:: YOUR TASK ::
"Home" appears in how many lines of the entries? State only the number.

(Collected data entries)
· · · · ·

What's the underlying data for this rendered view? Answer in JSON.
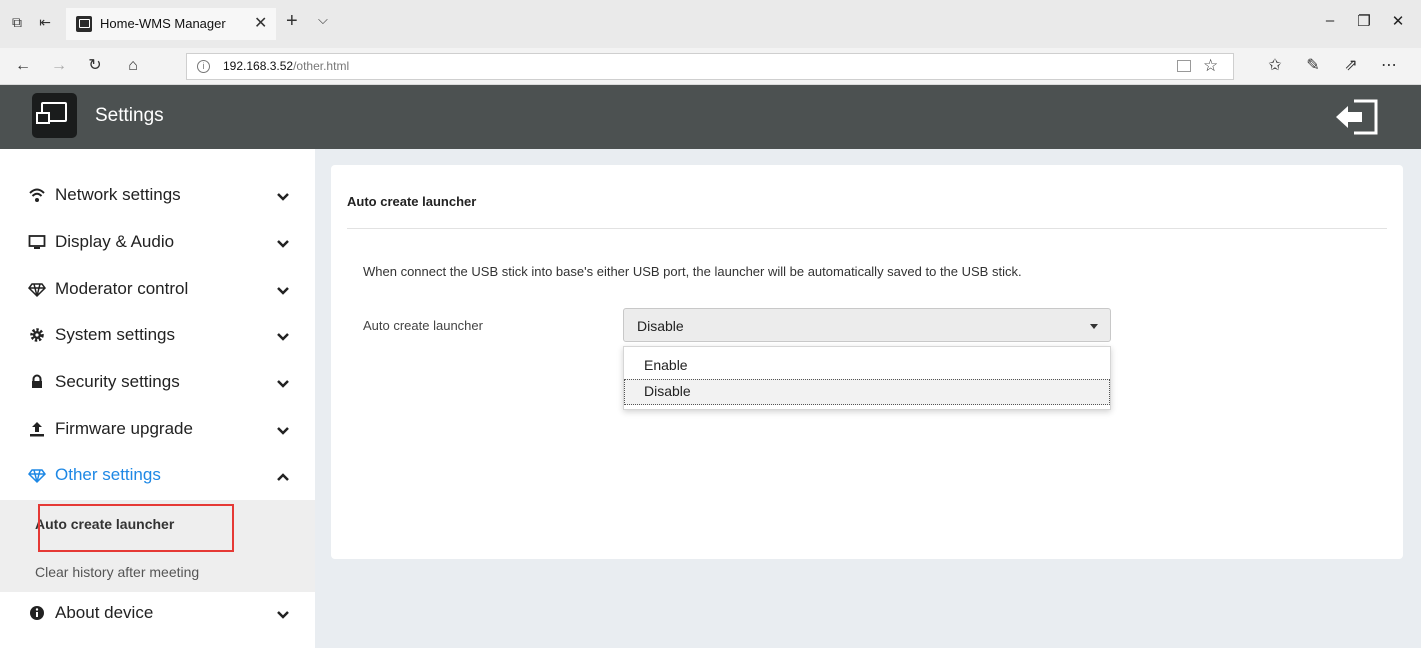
{
  "browser": {
    "tab_title": "Home-WMS Manager",
    "url_host": "192.168.3.52",
    "url_path": "/other.html"
  },
  "header": {
    "title": "Settings",
    "bg_color": "#4c5151"
  },
  "sidebar": {
    "items": [
      {
        "label": "Network settings",
        "icon": "wifi-icon",
        "expanded": false
      },
      {
        "label": "Display & Audio",
        "icon": "monitor-icon",
        "expanded": false
      },
      {
        "label": "Moderator control",
        "icon": "diamond-icon",
        "expanded": false
      },
      {
        "label": "System settings",
        "icon": "gear-icon",
        "expanded": false
      },
      {
        "label": "Security settings",
        "icon": "lock-icon",
        "expanded": false
      },
      {
        "label": "Firmware upgrade",
        "icon": "upload-icon",
        "expanded": false
      },
      {
        "label": "Other settings",
        "icon": "diamond-icon",
        "expanded": true
      },
      {
        "label": "About device",
        "icon": "info-icon",
        "expanded": false
      }
    ],
    "submenu": [
      "Auto create launcher",
      "Clear history after meeting"
    ],
    "active_color": "#1e88e5"
  },
  "main": {
    "card_title": "Auto create launcher",
    "description": "When connect the USB stick into base's either USB port, the launcher will be automatically saved to the USB stick.",
    "field_label": "Auto create launcher",
    "select_value": "Disable",
    "options": [
      "Enable",
      "Disable"
    ]
  }
}
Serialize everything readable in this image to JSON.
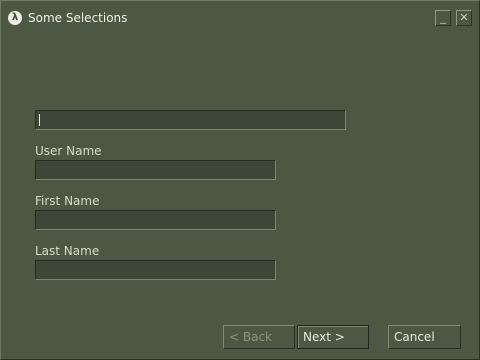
{
  "window": {
    "title": "Some Selections",
    "app_icon_glyph": "λ",
    "minimize_glyph": "_",
    "close_glyph": "✕"
  },
  "form": {
    "top_field_value": "",
    "username_label": "User Name",
    "username_value": "",
    "firstname_label": "First Name",
    "firstname_value": "",
    "lastname_label": "Last Name",
    "lastname_value": ""
  },
  "buttons": {
    "back": "< Back",
    "next": "Next >",
    "cancel": "Cancel"
  },
  "colors": {
    "background": "#4c5844",
    "field_bg": "#3e4737",
    "text": "#d8dccf",
    "disabled_text": "#8a9280"
  }
}
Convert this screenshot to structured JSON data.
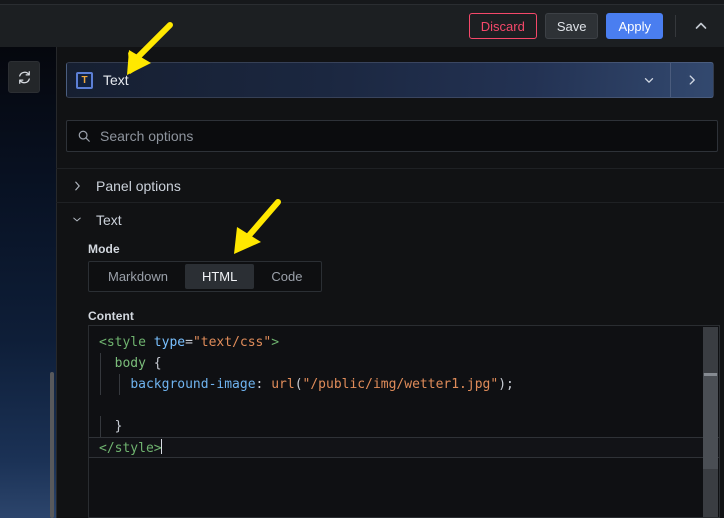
{
  "toolbar": {
    "discard_label": "Discard",
    "save_label": "Save",
    "apply_label": "Apply",
    "collapse_icon": "chevron-up-icon",
    "colors": {
      "discard": "#f5486a",
      "apply": "#4a7ef0",
      "save_bg": "#2e3236"
    }
  },
  "refresh": {
    "icon": "refresh-icon"
  },
  "vis_picker": {
    "icon_letter": "T",
    "icon_name": "text-panel-icon",
    "title": "Text",
    "expand_icon": "chevron-down-icon",
    "next_icon": "chevron-right-icon"
  },
  "search": {
    "placeholder": "Search options",
    "value": "",
    "icon": "search-icon"
  },
  "sections": [
    {
      "label": "Panel options",
      "expanded": false,
      "chevron": "chevron-right-icon"
    },
    {
      "label": "Text",
      "expanded": true,
      "chevron": "chevron-down-icon"
    }
  ],
  "mode_field": {
    "label": "Mode",
    "options": [
      "Markdown",
      "HTML",
      "Code"
    ],
    "selected": "HTML"
  },
  "content_field": {
    "label": "Content",
    "lines": [
      {
        "indent": 0,
        "tokens": [
          {
            "t": "<style",
            "c": "tag"
          },
          {
            "t": " ",
            "c": "punc"
          },
          {
            "t": "type",
            "c": "attr"
          },
          {
            "t": "=",
            "c": "punc"
          },
          {
            "t": "\"text/css\"",
            "c": "str"
          },
          {
            "t": ">",
            "c": "tag"
          }
        ]
      },
      {
        "indent": 1,
        "tokens": [
          {
            "t": "body",
            "c": "sel"
          },
          {
            "t": " {",
            "c": "punc"
          }
        ]
      },
      {
        "indent": 2,
        "tokens": [
          {
            "t": "background-image",
            "c": "prop"
          },
          {
            "t": ": ",
            "c": "punc"
          },
          {
            "t": "url",
            "c": "fn"
          },
          {
            "t": "(",
            "c": "punc"
          },
          {
            "t": "\"/public/img/wetter1.jpg\"",
            "c": "str"
          },
          {
            "t": ");",
            "c": "punc"
          }
        ]
      },
      {
        "indent": 0,
        "tokens": []
      },
      {
        "indent": 1,
        "tokens": [
          {
            "t": "}",
            "c": "punc"
          }
        ]
      },
      {
        "indent": 0,
        "active": true,
        "tokens": [
          {
            "t": "</style>",
            "c": "tag"
          }
        ]
      }
    ],
    "plain_text": "<style type=\"text/css\">\n  body {\n    background-image: url(\"/public/img/wetter1.jpg\");\n\n  }\n</style>"
  },
  "annotations": [
    {
      "name": "arrow-to-panel-title",
      "color": "#ffe800",
      "direction": "down-left"
    },
    {
      "name": "arrow-to-html-mode",
      "color": "#ffe800",
      "direction": "down-left"
    }
  ]
}
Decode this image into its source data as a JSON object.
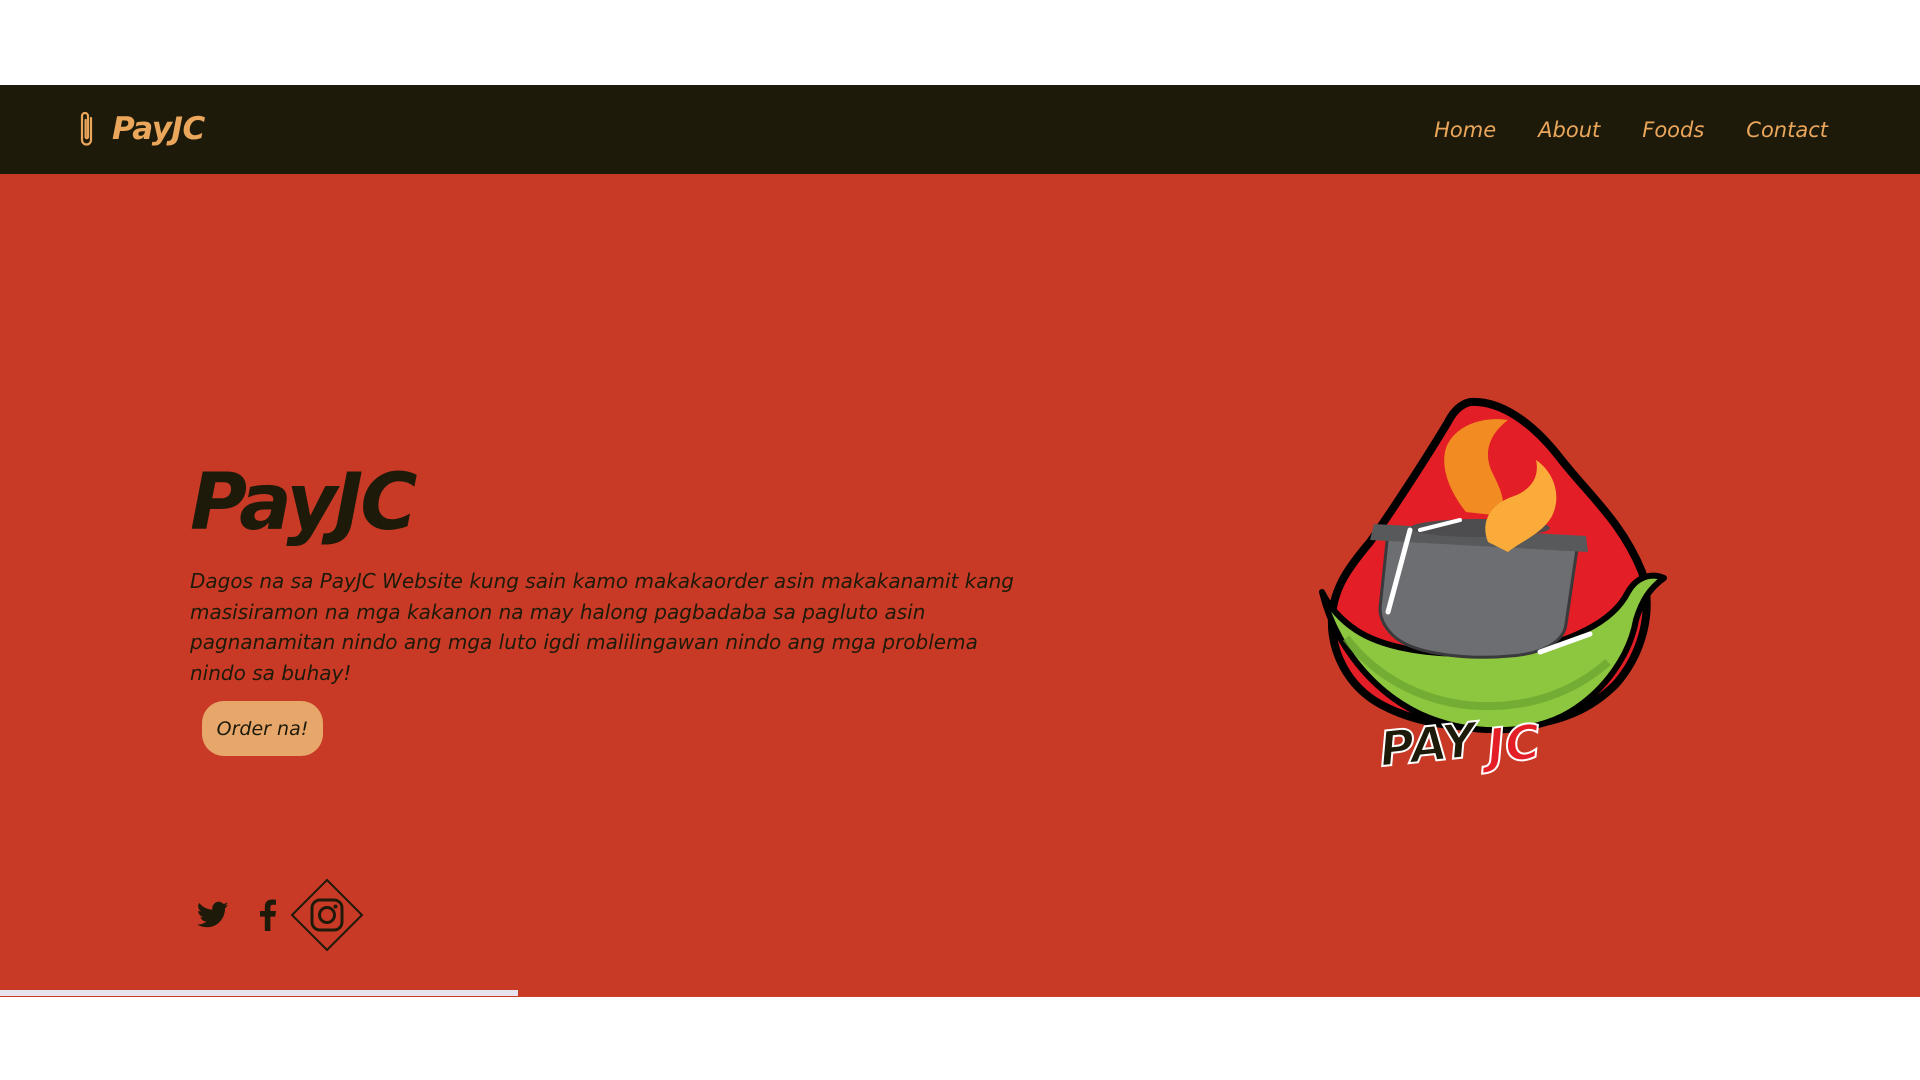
{
  "navbar": {
    "brand": "PayJC",
    "links": [
      {
        "label": "Home"
      },
      {
        "label": "About"
      },
      {
        "label": "Foods"
      },
      {
        "label": "Contact"
      }
    ]
  },
  "hero": {
    "title": "PayJC",
    "description": "Dagos na sa PayJC Website kung sain kamo makakaorder asin makakanamit kang masisiramon na mga kakanon na may halong pagbadaba sa pagluto asin pagnanamitan nindo ang mga luto igdi malilingawan nindo ang mga problema nindo sa buhay!",
    "order_button": "Order na!",
    "logo_text_left": "PAY",
    "logo_text_right": "JC"
  },
  "socials": [
    {
      "icon": "twitter-icon"
    },
    {
      "icon": "facebook-icon"
    },
    {
      "icon": "instagram-icon"
    }
  ],
  "colors": {
    "navbar_bg": "#1e1a09",
    "accent": "#eaa65b",
    "hero_bg": "#c93a26",
    "button_bg": "#e7a76b",
    "text_dark": "#1e1a09"
  }
}
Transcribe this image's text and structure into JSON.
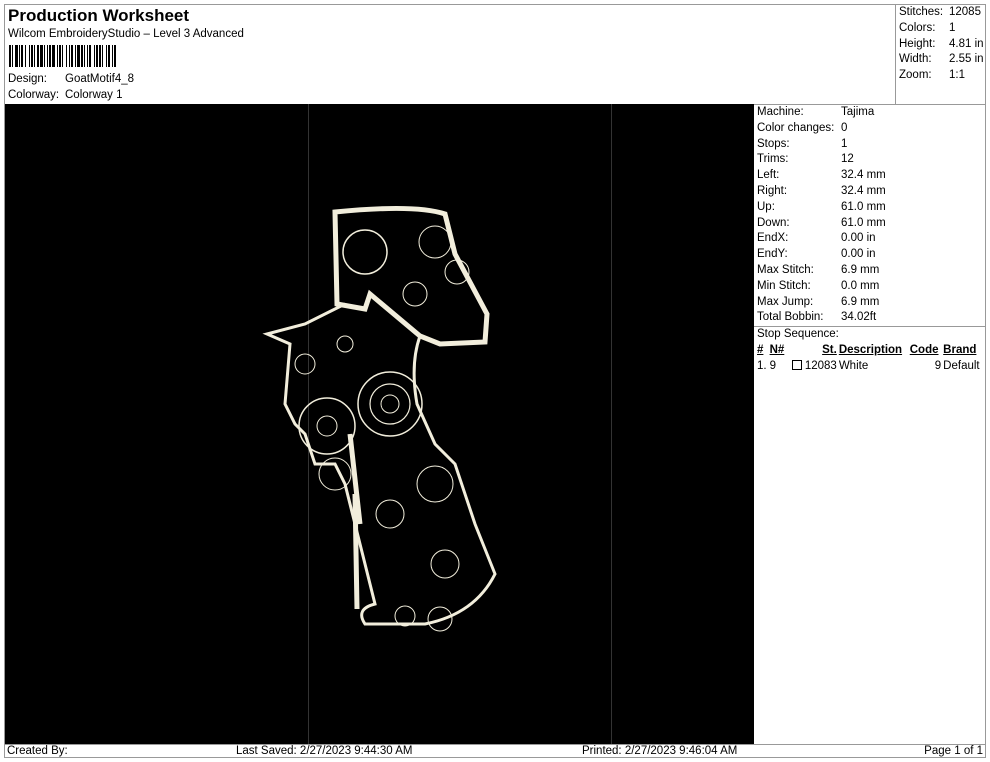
{
  "header": {
    "title": "Production Worksheet",
    "subtitle": "Wilcom EmbroideryStudio – Level 3 Advanced",
    "design_label": "Design:",
    "design_value": "GoatMotif4_8",
    "colorway_label": "Colorway:",
    "colorway_value": "Colorway 1"
  },
  "summary": [
    {
      "k": "Stitches:",
      "v": "12085"
    },
    {
      "k": "Colors:",
      "v": "1"
    },
    {
      "k": "Height:",
      "v": "4.81 in"
    },
    {
      "k": "Width:",
      "v": "2.55 in"
    },
    {
      "k": "Zoom:",
      "v": "1:1"
    }
  ],
  "details": [
    {
      "k": "Machine:",
      "v": "Tajima"
    },
    {
      "k": "Color changes:",
      "v": "0"
    },
    {
      "k": "Stops:",
      "v": "1"
    },
    {
      "k": "Trims:",
      "v": "12"
    },
    {
      "k": "Left:",
      "v": "32.4 mm"
    },
    {
      "k": "Right:",
      "v": "32.4 mm"
    },
    {
      "k": "Up:",
      "v": "61.0 mm"
    },
    {
      "k": "Down:",
      "v": "61.0 mm"
    },
    {
      "k": "EndX:",
      "v": "0.00 in"
    },
    {
      "k": "EndY:",
      "v": "0.00 in"
    },
    {
      "k": "Max Stitch:",
      "v": "6.9 mm"
    },
    {
      "k": "Min Stitch:",
      "v": "0.0 mm"
    },
    {
      "k": "Max Jump:",
      "v": "6.9 mm"
    },
    {
      "k": "Total Bobbin:",
      "v": "34.02ft"
    }
  ],
  "stop_sequence": {
    "label": "Stop Sequence:",
    "columns": [
      "#",
      "N#",
      "St.",
      "Description",
      "Code",
      "Brand"
    ],
    "rows": [
      {
        "num": "1.",
        "n": "9",
        "st": "12083",
        "desc": "White",
        "code": "9",
        "brand": "Default"
      }
    ]
  },
  "footer": {
    "created": "Created By:",
    "saved": "Last Saved: 2/27/2023 9:44:30 AM",
    "printed": "Printed: 2/27/2023 9:46:04 AM",
    "page": "Page 1 of 1"
  },
  "colors": {
    "thread": "#f2eedc",
    "canvas": "#000000"
  }
}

· · · · ·

:: TASK SOLUTION ::
2